====== Exercise material ======

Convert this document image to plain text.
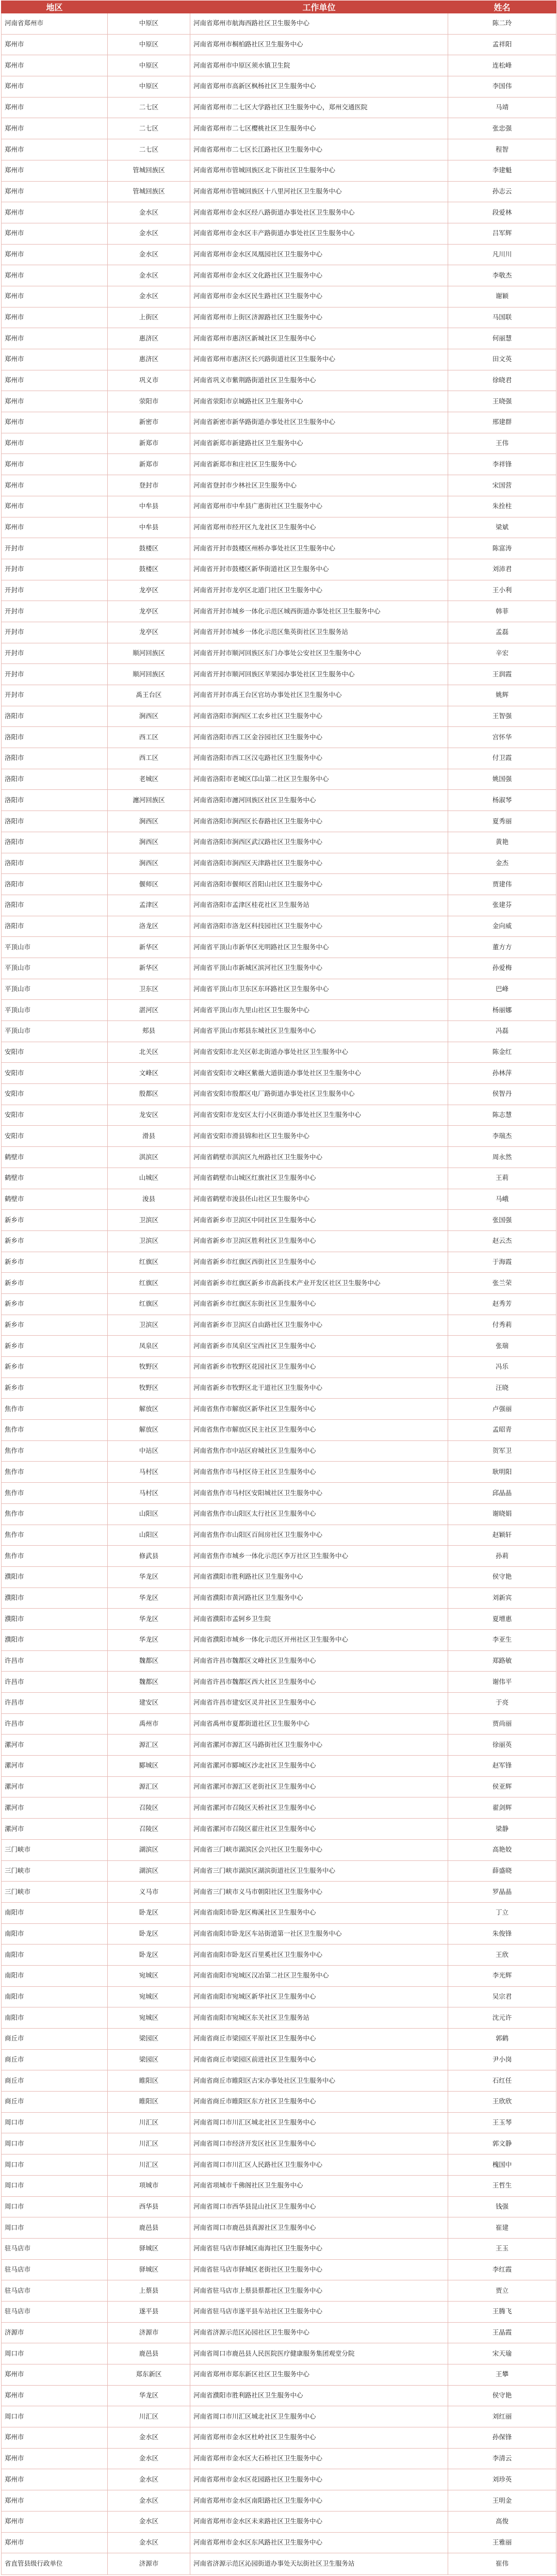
地区		工作单位	姓名
河南省郑州市	中原区	河南省郑州市航海西路社区卫生服务中心	陈二玲
郑州市	中原区	河南省郑州市桐柏路社区卫生服务中心	孟祥阳
郑州市	中原区	河南省郑州市中原区须水镇卫生院	连松峰
郑州市	中原区	河南省郑州市高新区枫杨社区卫生服务中心	李国伟
郑州市	二七区	河南省郑州市二七区大学路社区卫生服务中心，郑州交通医院	马靖
郑州市	二七区	河南省郑州市二七区樱桃社区卫生服务中心	张忠强
郑州市	二七区	河南省郑州市二七区长江路社区卫生服务中心	程智
郑州市	管城回族区	河南省郑州市管城回族区北下街社区卫生服务中心	李建魁
郑州市	管城回族区	河南省郑州市管城回族区十八里河社区卫生服务中心	孙志云
郑州市	金水区	河南省郑州市金水区经八路街道办事处社区卫生服务中心	段爱林
郑州市	金水区	河南省郑州市金水区丰产路街道办事处社区卫生服务中心	吕军辉
郑州市	金水区	河南省郑州市金水区凤凰园社区卫生服务中心	凡川川
郑州市	金水区	河南省郑州市金水区文化路社区卫生服务中心	李敬杰
郑州市	金水区	河南省郑州市金水区民生路社区卫生服务中心	谢颖
郑州市	上街区	河南省郑州市上街区济源路社区卫生服务中心	马国联
郑州市	惠济区	河南省郑州市惠济区新城社区卫生服务中心	何丽慧
郑州市	惠济区	河南省郑州市惠济区长兴路街道社区卫生服务中心	田文英
郑州市	巩义市	河南省巩义市紫荆路街道社区卫生服务中心	徐晓君
郑州市	荥阳市	河南省荥阳市京城路社区卫生服务中心	王晓强
郑州市	新密市	河南省新密市新华路街道办事处社区卫生服务中心	邢建群
郑州市	新郑市	河南省新郑市新建路社区卫生服务中心	王伟
郑州市	新郑市	河南省新郑市和庄社区卫生服务中心	李祥锋
郑州市	登封市	河南省登封市少林社区卫生服务中心	宋国营
郑州市	中牟县	河南省郑州市中牟县广惠街社区卫生服务中心	朱拴柱
郑州市	中牟县	河南省郑州市经开区九龙社区卫生服务中心	梁斌
开封市	鼓楼区	河南省开封市鼓楼区州桥办事处社区卫生服务中心	陈富涛
开封市	鼓楼区	河南省开封市鼓楼区新华街道社区卫生服务中心	刘沛君
开封市	龙亭区	河南省开封市龙亭区北道门社区卫生服务中心	王小利
开封市	龙亭区	河南省开封市城乡一体化示范区城西街道办事处社区卫生服务中心	韩菲
开封市	龙亭区	河南省开封市城乡一体化示范区集英街社区卫生服务站	孟磊
开封市	顺河回族区	河南省开封市顺河回族区东门办事处公安社区卫生服务中心	辛宏
开封市	顺河回族区	河南省开封市顺河回族区苹果园办事处社区卫生服务中心	王润霞
开封市	禹王台区	河南省开封市禹王台区官坊办事处社区卫生服务中心	姚辉
洛阳市	涧西区	河南省洛阳市涧西区工农乡社区卫生服务中心	王智强
洛阳市	西工区	河南省洛阳市西工区金谷园社区卫生服务中心	宫怀华
洛阳市	西工区	河南省洛阳市西工区汉屯路社区卫生服务中心	付卫霞
洛阳市	老城区	河南省洛阳市老城区邙山第二社区卫生服务中心	姚国强
洛阳市	瀍河回族区	河南省洛阳市瀍河回族区社区卫生服务中心	杨淑琴
洛阳市	涧西区	河南省洛阳市涧西区长春路社区卫生服务中心	夏秀丽
洛阳市	涧西区	河南省洛阳市涧西区武汉路社区卫生服务中心	黄艳
洛阳市	涧西区	河南省洛阳市涧西区天津路社区卫生服务中心	金杰
洛阳市	偃师区	河南省洛阳市偃师区首阳山社区卫生服务中心	贾建伟
洛阳市	孟津区	河南省洛阳市孟津区桂花社区卫生服务站	张建芬
洛阳市	洛龙区	河南省洛阳市洛龙区科技园社区卫生服务中心	金向威
平顶山市	新华区	河南省平顶山市新华区光明路社区卫生服务中心	董方方
平顶山市	新华区	河南省平顶山市新城区滨河社区卫生服务中心	孙爱梅
平顶山市	卫东区	河南省平顶山市卫东区东环路社区卫生服务中心	巴峰
平顶山市	湛河区	河南省平顶山市九里山社区卫生服务中心	杨丽娜
平顶山市	郏县	河南省平顶山市郏县东城社区卫生服务中心	冯磊
安阳市	北关区	河南省安阳市北关区彰北街道办事处社区卫生服务中心	陈金红
安阳市	文峰区	河南省安阳市文峰区紫薇大道街道办事处社区卫生服务中心	孙林萍
安阳市	殷都区	河南省安阳市殷都区电厂路街道办事处社区卫生服务中心	侯智丹
安阳市	龙安区	河南省安阳市龙安区太行小区街道办事处社区卫生服务中心	陈志慧
安阳市	滑县	河南省安阳市滑县锦和社区卫生服务中心	李瑞杰
鹤壁市	淇滨区	河南省鹤壁市淇滨区九州路社区卫生服务中心	周永然
鹤壁市	山城区	河南省鹤壁市山城区红旗社区卫生服务中心	王莉
鹤壁市	浚县	河南省鹤壁市浚县伾山社区卫生服务中心	马峨
新乡市	卫滨区	河南省新乡市卫滨区中同社区卫生服务中心	张国强
新乡市	卫滨区	河南省新乡市卫滨区胜利社区卫生服务中心	赵云杰
新乡市	红旗区	河南省新乡市红旗区西街社区卫生服务中心	于海霞
新乡市	红旗区	河南省新乡市红旗区新乡市高新技术产业开发区社区卫生服务中心	张兰荣
新乡市	红旗区	河南省新乡市红旗区东街社区卫生服务中心	赵秀芳
新乡市	卫滨区	河南省新乡市卫滨区自由路社区卫生服务中心	付秀莉
新乡市	凤泉区	河南省新乡市凤泉区宝西社区卫生服务中心	张瑞
新乡市	牧野区	河南省新乡市牧野区花园社区卫生服务中心	冯乐
新乡市	牧野区	河南省新乡市牧野区北干道社区卫生服务中心	汪晓
焦作市	解放区	河南省焦作市解放区新华社区卫生服务中心	卢强丽
焦作市	解放区	河南省焦作市解放区民主社区卫生服务中心	孟昭青
焦作市	中站区	河南省焦作市中站区府城社区卫生服务中心	贺军卫
焦作市	马村区	河南省焦作市马村区待王社区卫生服务中心	耿明阳
焦作市	马村区	河南省焦作市马村区安阳城社区卫生服务中心	邱晶晶
焦作市	山阳区	河南省焦作市山阳区太行社区卫生服务中心	谢晓娟
焦作市	山阳区	河南省焦作市山阳区百间房社区卫生服务中心	赵颖轩
焦作市	修武县	河南省焦作市城乡一体化示范区李万社区卫生服务中心	孙莉
濮阳市	华龙区	河南省濮阳市胜利路社区卫生服务中心	侯守艳
濮阳市	华龙区	河南省濮阳市黄河路社区卫生服务中心	刘新宾
濮阳市	华龙区	河南省濮阳市孟轲乡卫生院	夏增惠
濮阳市	华龙区	河南省濮阳市城乡一体化示范区开州社区卫生服务中心	李亚生
许昌市	魏都区	河南省许昌市魏都区文峰社区卫生服务中心	郑路敏
许昌市	魏都区	河南省许昌市魏都区西大社区卫生服务中心	谢伟平
许昌市	建安区	河南省许昌市建安区灵井社区卫生服务中心	于亮
许昌市	禹州市	河南省禹州市夏都街道社区卫生服务中心	贾尚丽
漯河市	源汇区	河南省漯河市源汇区马路街社区卫生服务中心	徐丽英
漯河市	郾城区	河南省漯河市郾城区沙北社区卫生服务中心	赵军锋
漯河市	源汇区	河南省漯河市源汇区老街社区卫生服务中心	侯亚辉
漯河市	召陵区	河南省漯河市召陵区天桥社区卫生服务中心	翟剑辉
漯河市	召陵区	河南省漯河市召陵区翟庄社区卫生服务中心	梁静
三门峡市	湖滨区	河南省三门峡市湖滨区会兴社区卫生服务中心	高艳姣
三门峡市	湖滨区	河南省三门峡市湖滨区湖滨街道社区卫生服务中心	薛盛晓
三门峡市	义马市	河南省三门峡市义马市朝阳社区卫生服务中心	罗晶晶
南阳市	卧龙区	河南省南阳市卧龙区梅溪社区卫生服务中心	丁立
南阳市	卧龙区	河南省南阳市卧龙区车站街道第一社区卫生服务中心	朱俊锋
南阳市	卧龙区	河南省南阳市卧龙区百里奚社区卫生服务中心	王欣
南阳市	宛城区	河南省南阳市宛城区汉冶第二社区卫生服务中心	李光辉
南阳市	宛城区	河南省南阳市宛城区新华社区卫生服务中心	吴宗君
南阳市	宛城区	河南省南阳市宛城区东关社区卫生服务站	沈元许
商丘市	梁园区	河南省商丘市梁园区平原社区卫生服务中心	郭鹤
商丘市	梁园区	河南省商丘市梁园区前进社区卫生服务中心	尹小岗
商丘市	睢阳区	河南省商丘市睢阳区古宋办事处社区卫生服务中心	石红任
商丘市	睢阳区	河南省商丘市睢阳区东方社区卫生服务中心	王欣欣
周口市	川汇区	河南省周口市川汇区城北社区卫生服务中心	王玉琴
周口市	川汇区	河南省周口市经济开发区社区卫生服务中心	郭文静
周口市	川汇区	河南省周口市川汇区人民路社区卫生服务中心	槐国中
周口市	项城市	河南省项城市千佛阁社区卫生服务中心	王哲生
周口市	西华县	河南省周口市西华县昆山社区卫生服务中心	钱强
周口市	鹿邑县	河南省周口市鹿邑县真源社区卫生服务中心	崔建
驻马店市	驿城区	河南省驻马店市驿城区南海社区卫生服务中心	王玉
驻马店市	驿城区	河南省驻马店市驿城区老街社区卫生服务中心	李红霞
驻马店市	上蔡县	河南省驻马店市上蔡县蔡都社区卫生服务中心	贾立
驻马店市	遂平县	河南省驻马店市遂平县车站社区卫生服务中心	王腾飞
济源市	济源市	河南省济源示范区沁园社区卫生服务中心	王晶霞
周口市	鹿邑县	河南省周口市鹿邑县人民医院医疗健康服务集团观堂分院	宋天瑜
郑州市	郑东新区	河南省郑州市郑东新区社区卫生服务中心	王攀
郑州市	华龙区	河南省濮阳市胜利路社区卫生服务中心	侯守艳
周口市	川汇区	河南省周口市川汇区城北社区卫生服务中心	刘红丽
郑州市	金水区	河南省郑州市金水区杜岭社区卫生服务中心	孙保锋
郑州市	金水区	河南省郑州市金水区大石桥社区卫生服务中心	李清云
郑州市	金水区	河南省郑州市金水区花园路社区卫生服务中心	刘珍英
郑州市	金水区	河南省郑州市金水区南阳路社区卫生服务中心	王明金
郑州市	金水区	河南省郑州市金水区未来路社区卫生服务中心	高俊
郑州市	金水区	河南省郑州市金水区东风路社区卫生服务中心	王雅丽
省直管县级行政单位	济源市	河南省济源示范区沁园街道办事处天坛街社区卫生服务站	崔伟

======

◆ Written request: Filter lines by "顺河回族区" and return each hit.

◆ Problem solution:
开封市	顺河回族区	河南省开封市顺河回族区东门办事处公安社区卫生服务中心	辛宏
开封市	顺河回族区	河南省开封市顺河回族区苹果园办事处社区卫生服务中心	王润霞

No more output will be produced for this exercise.